= Text =
┌────────
Written by Wayne Rosenfield, PhD
She was a beautiful child. She was so good-looking that her cuteness was almost a caricature. Her blonde hair fell straight onto her shoulders, with bangs that were cut to reveal her forehead, accentuating her big blue eyes. Her nose was small and turned up ever so slightly. She was petite, even for a seven-year-old. She looked me straight in the eye nearly continuously and was almost always smiling. Her mood was one of happiness and she was a joy to be around. If a cartoonist had set out to convey his conception of a living doll, this might have been the result. There were a lot of toys available in the room, but her attention was exclusively directed toward me. She seemed to be oblivious to the presence of her mother or the female doctoral student also in the room with us.
The child’s mother reported that her daughter loved music. With very little instruction the girl seemed to just intuitively know how to play the piano, her mother noted with some pride. The child had been a colicky infant, but she developed language remarkably and she was now quite verbal. Despite some fine motor problems, the child was quite social in school, although mostly oriented toward the adults.
She continued to ignore the room full of toys and started climbing onto my lap. I have performed a great number of psychological assessments, but this is the only time that this happened. I must have looked startled.
“This is what happens,” her mother said. “She is overly friendly with strangers. She took a strange man’s hand in the mall and asked if she could go with him. Fortunately, I was right there.”
My student and I asked a few diagnostically important questions to evaluate some important hypotheses. There did not appear to be a history of abuse or exploitation, although the child was clearly at great risk. We could identify no other relevant psychological factors to explain the child’s profound impairment of social boundaries. We had no solution to this puzzle.
The mother revealed that she has been distressed by the child’s behavior for several years. The pediatrician thought that the child was mildly uncoordinated, but otherwise physically healthy. This family’s experience in the ambiguous world of rare disease had begun.
I had been involved in the broader issue of rare disease for many years through my association with the communities affected by Gaucher Disease and other lysosomal disorders. However, those experiences did not help me to understand this child. My rare disease experiences did tell me, though, that well-defined, enduring observations that appear to have little relationship with each other, may have a common cause.
└────────
= What is being asked =
According to the account above, what did the child do at the mall, as reported by her mother?

(Records from a data collection)
┌────────
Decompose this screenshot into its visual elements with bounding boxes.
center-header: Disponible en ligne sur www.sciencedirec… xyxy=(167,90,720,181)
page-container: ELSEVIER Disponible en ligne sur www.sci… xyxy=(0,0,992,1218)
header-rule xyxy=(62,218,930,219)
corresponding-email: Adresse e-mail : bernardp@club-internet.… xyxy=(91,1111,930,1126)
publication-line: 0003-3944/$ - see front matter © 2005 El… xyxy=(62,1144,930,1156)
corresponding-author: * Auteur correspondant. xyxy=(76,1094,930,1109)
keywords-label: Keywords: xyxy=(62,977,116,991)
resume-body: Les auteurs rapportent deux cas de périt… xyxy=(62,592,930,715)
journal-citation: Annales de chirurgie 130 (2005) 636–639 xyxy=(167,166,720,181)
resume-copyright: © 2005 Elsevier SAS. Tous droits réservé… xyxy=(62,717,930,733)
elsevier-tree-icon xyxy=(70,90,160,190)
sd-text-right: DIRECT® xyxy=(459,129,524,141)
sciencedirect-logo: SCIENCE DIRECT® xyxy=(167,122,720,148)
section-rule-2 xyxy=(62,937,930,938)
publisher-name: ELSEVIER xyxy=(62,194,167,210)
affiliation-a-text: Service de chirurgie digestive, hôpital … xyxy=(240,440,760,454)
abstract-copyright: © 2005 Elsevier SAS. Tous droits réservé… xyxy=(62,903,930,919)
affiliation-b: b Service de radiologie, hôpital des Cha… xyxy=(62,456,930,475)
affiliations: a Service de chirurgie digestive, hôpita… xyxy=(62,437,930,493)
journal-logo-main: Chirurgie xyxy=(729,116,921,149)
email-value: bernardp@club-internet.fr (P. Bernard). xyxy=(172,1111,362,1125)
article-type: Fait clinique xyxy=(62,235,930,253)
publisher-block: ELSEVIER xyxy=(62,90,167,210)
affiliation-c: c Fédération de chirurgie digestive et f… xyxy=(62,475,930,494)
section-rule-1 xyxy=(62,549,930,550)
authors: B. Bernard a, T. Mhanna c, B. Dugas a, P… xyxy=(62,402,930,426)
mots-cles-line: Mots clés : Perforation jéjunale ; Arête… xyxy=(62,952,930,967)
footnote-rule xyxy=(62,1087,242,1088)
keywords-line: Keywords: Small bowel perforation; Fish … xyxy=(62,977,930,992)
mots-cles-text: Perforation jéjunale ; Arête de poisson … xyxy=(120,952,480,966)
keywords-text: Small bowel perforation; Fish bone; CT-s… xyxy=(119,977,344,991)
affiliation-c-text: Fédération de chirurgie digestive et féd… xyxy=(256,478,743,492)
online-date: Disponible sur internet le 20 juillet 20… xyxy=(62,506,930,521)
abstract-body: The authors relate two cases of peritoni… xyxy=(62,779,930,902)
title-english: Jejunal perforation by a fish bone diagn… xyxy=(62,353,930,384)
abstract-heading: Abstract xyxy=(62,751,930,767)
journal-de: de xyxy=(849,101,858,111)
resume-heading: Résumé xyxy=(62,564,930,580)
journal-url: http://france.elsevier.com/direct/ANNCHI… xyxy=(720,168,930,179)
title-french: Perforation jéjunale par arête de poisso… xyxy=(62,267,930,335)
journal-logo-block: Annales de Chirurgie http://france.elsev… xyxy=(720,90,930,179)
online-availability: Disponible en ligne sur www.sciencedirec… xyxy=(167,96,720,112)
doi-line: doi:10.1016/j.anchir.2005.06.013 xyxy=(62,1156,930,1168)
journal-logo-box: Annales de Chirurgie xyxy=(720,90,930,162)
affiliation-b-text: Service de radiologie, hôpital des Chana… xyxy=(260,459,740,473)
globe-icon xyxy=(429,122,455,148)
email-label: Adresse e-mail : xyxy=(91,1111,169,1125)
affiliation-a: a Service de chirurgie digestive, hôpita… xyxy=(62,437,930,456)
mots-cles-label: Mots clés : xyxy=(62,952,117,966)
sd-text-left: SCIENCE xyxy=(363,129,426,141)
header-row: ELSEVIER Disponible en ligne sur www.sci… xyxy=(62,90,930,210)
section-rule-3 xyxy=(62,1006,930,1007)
└────────
= Solved exercise =
She took a strange man's hand and asked if she could go with him.